**Exercise requirements:** Reproduce the records below in full and word for word, excluding pictures.

**Exercise materials:**
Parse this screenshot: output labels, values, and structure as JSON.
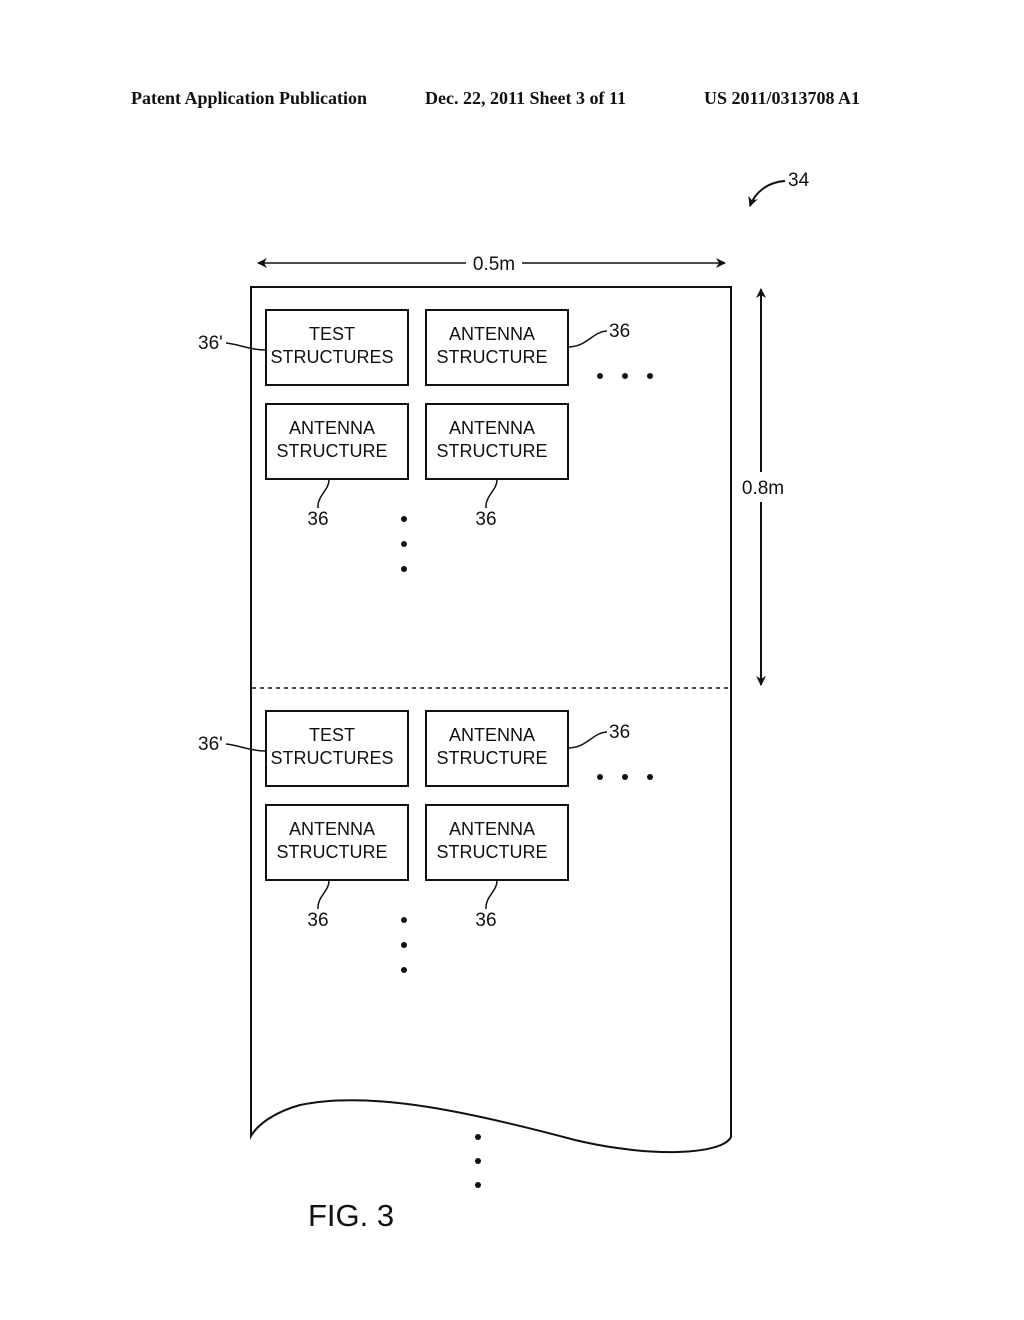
{
  "header": {
    "publication": "Patent Application Publication",
    "date_sheet": "Dec. 22, 2011   Sheet 3 of 11",
    "number": "US 2011/0313708 A1"
  },
  "figure": {
    "caption": "FIG. 3",
    "ref_sheet": "34",
    "width_dim": "0.5m",
    "height_dim": "0.8m",
    "sections": [
      {
        "boxes": [
          {
            "line1": "TEST",
            "line2": "STRUCTURES",
            "ref": "36'"
          },
          {
            "line1": "ANTENNA",
            "line2": "STRUCTURE",
            "ref": "36"
          },
          {
            "line1": "ANTENNA",
            "line2": "STRUCTURE",
            "ref": "36"
          },
          {
            "line1": "ANTENNA",
            "line2": "STRUCTURE",
            "ref": "36"
          }
        ]
      },
      {
        "boxes": [
          {
            "line1": "TEST",
            "line2": "STRUCTURES",
            "ref": "36'"
          },
          {
            "line1": "ANTENNA",
            "line2": "STRUCTURE",
            "ref": "36"
          },
          {
            "line1": "ANTENNA",
            "line2": "STRUCTURE",
            "ref": "36"
          },
          {
            "line1": "ANTENNA",
            "line2": "STRUCTURE",
            "ref": "36"
          }
        ]
      }
    ]
  }
}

**Worked answer:**
Parse this screenshot: output labels, values, and structure as JSON.
{
  "header": {
    "publication": "Patent Application Publication",
    "date_sheet": "Dec. 22, 2011   Sheet 3 of 11",
    "number": "US 2011/0313708 A1"
  },
  "figure": {
    "caption": "FIG. 3",
    "ref_sheet": "34",
    "width_dim": "0.5m",
    "height_dim": "0.8m",
    "sections": [
      {
        "boxes": [
          {
            "line1": "TEST",
            "line2": "STRUCTURES",
            "ref": "36'"
          },
          {
            "line1": "ANTENNA",
            "line2": "STRUCTURE",
            "ref": "36"
          },
          {
            "line1": "ANTENNA",
            "line2": "STRUCTURE",
            "ref": "36"
          },
          {
            "line1": "ANTENNA",
            "line2": "STRUCTURE",
            "ref": "36"
          }
        ]
      },
      {
        "boxes": [
          {
            "line1": "TEST",
            "line2": "STRUCTURES",
            "ref": "36'"
          },
          {
            "line1": "ANTENNA",
            "line2": "STRUCTURE",
            "ref": "36"
          },
          {
            "line1": "ANTENNA",
            "line2": "STRUCTURE",
            "ref": "36"
          },
          {
            "line1": "ANTENNA",
            "line2": "STRUCTURE",
            "ref": "36"
          }
        ]
      }
    ]
  }
}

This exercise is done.